Directive | Omit the pictures, please, and give each record below again exactly.

(Collected data)
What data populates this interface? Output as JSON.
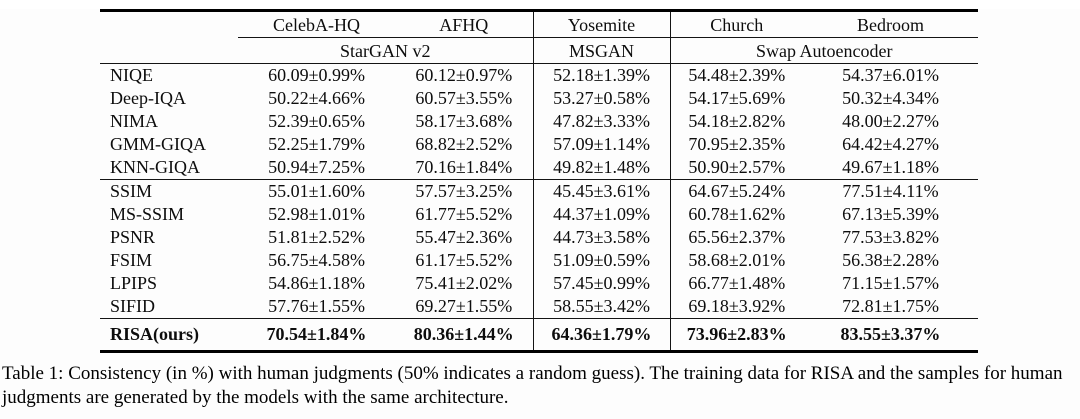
{
  "table": {
    "dataset_headers": [
      "CelebA-HQ",
      "AFHQ",
      "Yosemite",
      "Church",
      "Bedroom"
    ],
    "model_headers": [
      {
        "label": "StarGAN v2"
      },
      {
        "label": "MSGAN"
      },
      {
        "label": "Swap Autoencoder"
      }
    ],
    "rows": [
      {
        "label": "NIQE",
        "values": [
          "60.09±0.99%",
          "60.12±0.97%",
          "52.18±1.39%",
          "54.48±2.39%",
          "54.37±6.01%"
        ]
      },
      {
        "label": "Deep-IQA",
        "values": [
          "50.22±4.66%",
          "60.57±3.55%",
          "53.27±0.58%",
          "54.17±5.69%",
          "50.32±4.34%"
        ]
      },
      {
        "label": "NIMA",
        "values": [
          "52.39±0.65%",
          "58.17±3.68%",
          "47.82±3.33%",
          "54.18±2.82%",
          "48.00±2.27%"
        ]
      },
      {
        "label": "GMM-GIQA",
        "values": [
          "52.25±1.79%",
          "68.82±2.52%",
          "57.09±1.14%",
          "70.95±2.35%",
          "64.42±4.27%"
        ]
      },
      {
        "label": "KNN-GIQA",
        "values": [
          "50.94±7.25%",
          "70.16±1.84%",
          "49.82±1.48%",
          "50.90±2.57%",
          "49.67±1.18%"
        ]
      },
      {
        "label": "SSIM",
        "values": [
          "55.01±1.60%",
          "57.57±3.25%",
          "45.45±3.61%",
          "64.67±5.24%",
          "77.51±4.11%"
        ]
      },
      {
        "label": "MS-SSIM",
        "values": [
          "52.98±1.01%",
          "61.77±5.52%",
          "44.37±1.09%",
          "60.78±1.62%",
          "67.13±5.39%"
        ]
      },
      {
        "label": "PSNR",
        "values": [
          "51.81±2.52%",
          "55.47±2.36%",
          "44.73±3.58%",
          "65.56±2.37%",
          "77.53±3.82%"
        ]
      },
      {
        "label": "FSIM",
        "values": [
          "56.75±4.58%",
          "61.17±5.52%",
          "51.09±0.59%",
          "58.68±2.01%",
          "56.38±2.28%"
        ]
      },
      {
        "label": "LPIPS",
        "values": [
          "54.86±1.18%",
          "75.41±2.02%",
          "57.45±0.99%",
          "66.77±1.48%",
          "71.15±1.57%"
        ]
      },
      {
        "label": "SIFID",
        "values": [
          "57.76±1.55%",
          "69.27±1.55%",
          "58.55±3.42%",
          "69.18±3.92%",
          "72.81±1.75%"
        ]
      },
      {
        "label": "RISA(ours)",
        "values": [
          "70.54±1.84%",
          "80.36±1.44%",
          "64.36±1.79%",
          "73.96±2.83%",
          "83.55±3.37%"
        ],
        "bold": true
      }
    ],
    "group_separator_after": [
      "KNN-GIQA",
      "SIFID"
    ]
  },
  "caption": "Table 1: Consistency (in %) with human judgments (50% indicates a random guess). The training data for RISA and the samples for human judgments are generated by the models with the same architecture."
}
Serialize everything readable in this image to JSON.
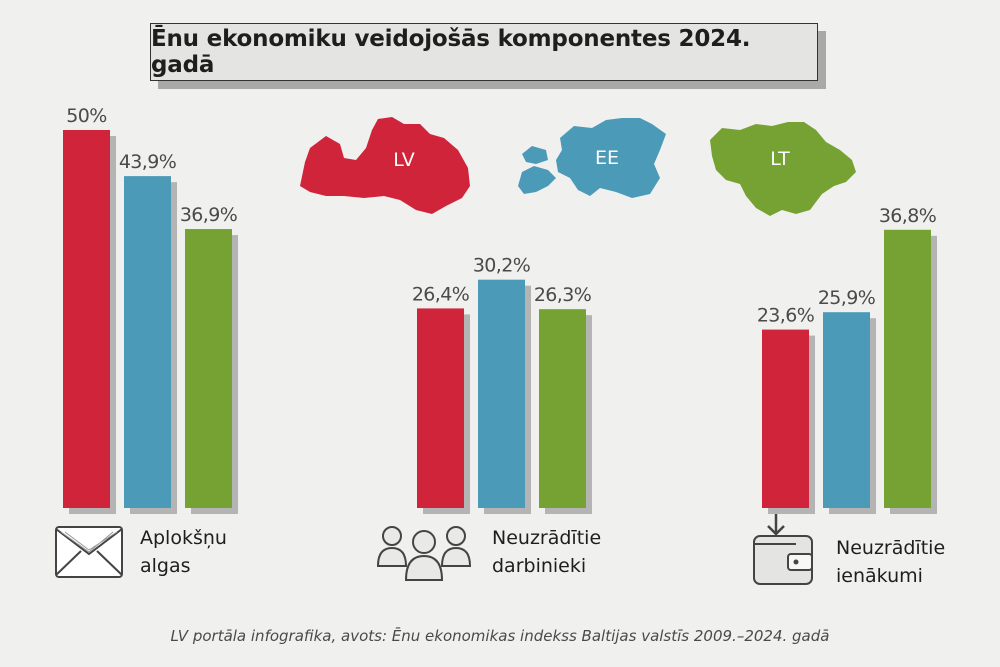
{
  "title": "Ēnu ekonomiku veidojošās komponentes 2024. gadā",
  "footer": "LV portāla infografika, avots: Ēnu ekonomikas indekss Baltijas valstīs 2009.–2024. gadā",
  "colors": {
    "LV": "#d0243b",
    "EE": "#4b9ab8",
    "LT": "#76a234",
    "shadow": "#b4b4b4",
    "background": "#f0f0ee"
  },
  "countries": [
    {
      "code": "LV",
      "label": "LV"
    },
    {
      "code": "EE",
      "label": "EE"
    },
    {
      "code": "LT",
      "label": "LT"
    }
  ],
  "categories": [
    {
      "line1": "Aplokšņu",
      "line2": "algas",
      "icon": "envelope-icon"
    },
    {
      "line1": "Neuzrādītie",
      "line2": "darbinieki",
      "icon": "people-icon"
    },
    {
      "line1": "Neuzrādītie",
      "line2": "ienākumi",
      "icon": "wallet-icon"
    }
  ],
  "chart_data": {
    "type": "bar",
    "title": "Ēnu ekonomiku veidojošās komponentes 2024. gadā",
    "categories": [
      "Aplokšņu algas",
      "Neuzrādītie darbinieki",
      "Neuzrādītie ienākumi"
    ],
    "series": [
      {
        "name": "LV",
        "values": [
          50,
          26.4,
          23.6
        ],
        "labels": [
          "50%",
          "26,4%",
          "23,6%"
        ]
      },
      {
        "name": "EE",
        "values": [
          43.9,
          30.2,
          25.9
        ],
        "labels": [
          "43,9%",
          "30,2%",
          "25,9%"
        ]
      },
      {
        "name": "LT",
        "values": [
          36.9,
          26.3,
          36.8
        ],
        "labels": [
          "36,9%",
          "26,3%",
          "36,8%"
        ]
      }
    ],
    "ylim": [
      0,
      50
    ],
    "grid": false,
    "legend": "country maps at top"
  }
}
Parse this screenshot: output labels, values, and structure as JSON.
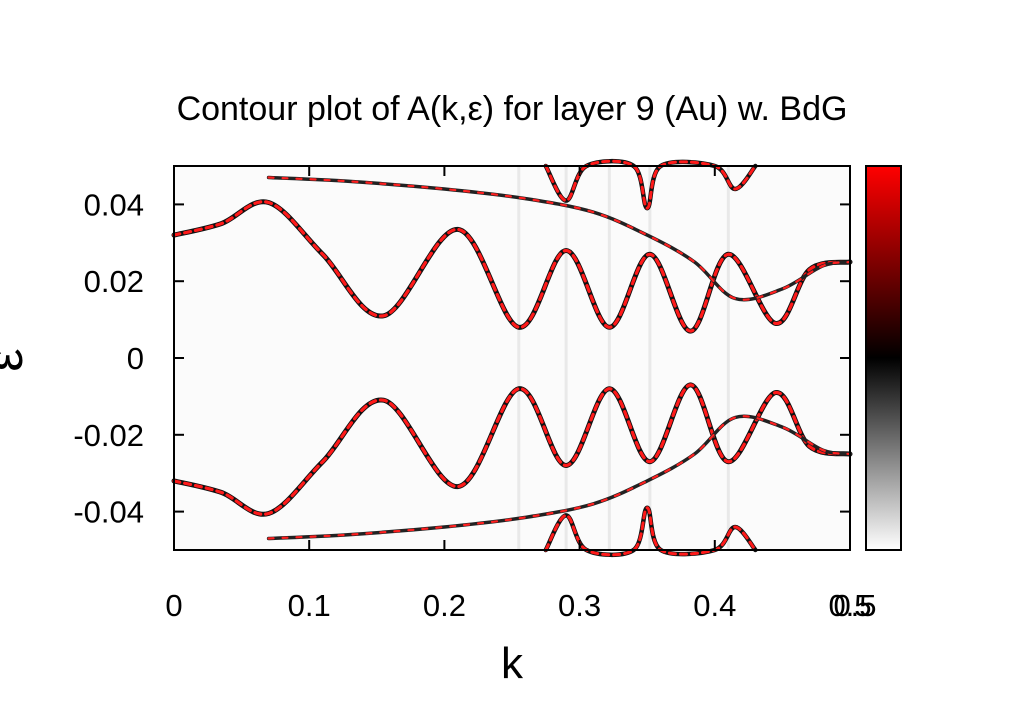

Task result |
What data populates this interface? Output as JSON.
{
  "table": {
    "dataset_headers": [
      "CelebA-HQ",
      "AFHQ",
      "Yosemite",
      "Church",
      "Bedroom"
    ],
    "model_headers": [
      {
        "label": "StarGAN v2"
      },
      {
        "label": "MSGAN"
      },
      {
        "label": "Swap Autoencoder"
      }
    ],
    "rows": [
      {
        "label": "NIQE",
        "values": [
          "60.09±0.99%",
          "60.12±0.97%",
          "52.18±1.39%",
          "54.48±2.39%",
          "54.37±6.01%"
        ]
      },
      {
        "label": "Deep-IQA",
        "values": [
          "50.22±4.66%",
          "60.57±3.55%",
          "53.27±0.58%",
          "54.17±5.69%",
          "50.32±4.34%"
        ]
      },
      {
        "label": "NIMA",
        "values": [
          "52.39±0.65%",
          "58.17±3.68%",
          "47.82±3.33%",
          "54.18±2.82%",
          "48.00±2.27%"
        ]
      },
      {
        "label": "GMM-GIQA",
        "values": [
          "52.25±1.79%",
          "68.82±2.52%",
          "57.09±1.14%",
          "70.95±2.35%",
          "64.42±4.27%"
        ]
      },
      {
        "label": "KNN-GIQA",
        "values": [
          "50.94±7.25%",
          "70.16±1.84%",
          "49.82±1.48%",
          "50.90±2.57%",
          "49.67±1.18%"
        ]
      },
      {
        "label": "SSIM",
        "values": [
          "55.01±1.60%",
          "57.57±3.25%",
          "45.45±3.61%",
          "64.67±5.24%",
          "77.51±4.11%"
        ]
      },
      {
        "label": "MS-SSIM",
        "values": [
          "52.98±1.01%",
          "61.77±5.52%",
          "44.37±1.09%",
          "60.78±1.62%",
          "67.13±5.39%"
        ]
      },
      {
        "label": "PSNR",
        "values": [
          "51.81±2.52%",
          "55.47±2.36%",
          "44.73±3.58%",
          "65.56±2.37%",
          "77.53±3.82%"
        ]
      },
      {
        "label": "FSIM",
        "values": [
          "56.75±4.58%",
          "61.17±5.52%",
          "51.09±0.59%",
          "58.68±2.01%",
          "56.38±2.28%"
        ]
      },
      {
        "label": "LPIPS",
        "values": [
          "54.86±1.18%",
          "75.41±2.02%",
          "57.45±0.99%",
          "66.77±1.48%",
          "71.15±1.57%"
        ]
      },
      {
        "label": "SIFID",
        "values": [
          "57.76±1.55%",
          "69.27±1.55%",
          "58.55±3.42%",
          "69.18±3.92%",
          "72.81±1.75%"
        ]
      },
      {
        "label": "RISA(ours)",
        "values": [
          "70.54±1.84%",
          "80.36±1.44%",
          "64.36±1.79%",
          "73.96±2.83%",
          "83.55±3.37%"
        ],
        "bold": true
      }
    ],
    "group_separator_after": [
      "KNN-GIQA",
      "SIFID"
    ]
  },
  "caption": "Table 1: Consistency (in %) with human judgments (50% indicates a random guess). The training data for RISA and the samples for human judgments are generated by the models with the same architecture."
}
Serialize everything readable in this image to JSON.
{
  "title": "Ēnu ekonomiku veidojošās komponentes 2024. gadā",
  "footer": "LV portāla infografika, avots: Ēnu ekonomikas indekss Baltijas valstīs 2009.–2024. gadā",
  "colors": {
    "LV": "#d0243b",
    "EE": "#4b9ab8",
    "LT": "#76a234",
    "shadow": "#b4b4b4",
    "background": "#f0f0ee"
  },
  "countries": [
    {
      "code": "LV",
      "label": "LV"
    },
    {
      "code": "EE",
      "label": "EE"
    },
    {
      "code": "LT",
      "label": "LT"
    }
  ],
  "categories": [
    {
      "line1": "Aplokšņu",
      "line2": "algas",
      "icon": "envelope-icon"
    },
    {
      "line1": "Neuzrādītie",
      "line2": "darbinieki",
      "icon": "people-icon"
    },
    {
      "line1": "Neuzrādītie",
      "line2": "ienākumi",
      "icon": "wallet-icon"
    }
  ],
  "chart_data": {
    "type": "bar",
    "title": "Ēnu ekonomiku veidojošās komponentes 2024. gadā",
    "categories": [
      "Aplokšņu algas",
      "Neuzrādītie darbinieki",
      "Neuzrādītie ienākumi"
    ],
    "series": [
      {
        "name": "LV",
        "values": [
          50,
          26.4,
          23.6
        ],
        "labels": [
          "50%",
          "26,4%",
          "23,6%"
        ]
      },
      {
        "name": "EE",
        "values": [
          43.9,
          30.2,
          25.9
        ],
        "labels": [
          "43,9%",
          "30,2%",
          "25,9%"
        ]
      },
      {
        "name": "LT",
        "values": [
          36.9,
          26.3,
          36.8
        ],
        "labels": [
          "36,9%",
          "26,3%",
          "36,8%"
        ]
      }
    ],
    "ylim": [
      0,
      50
    ],
    "grid": false,
    "legend": "country maps at top"
  }
}
Parse this screenshot: output labels, values, and structure as JSON.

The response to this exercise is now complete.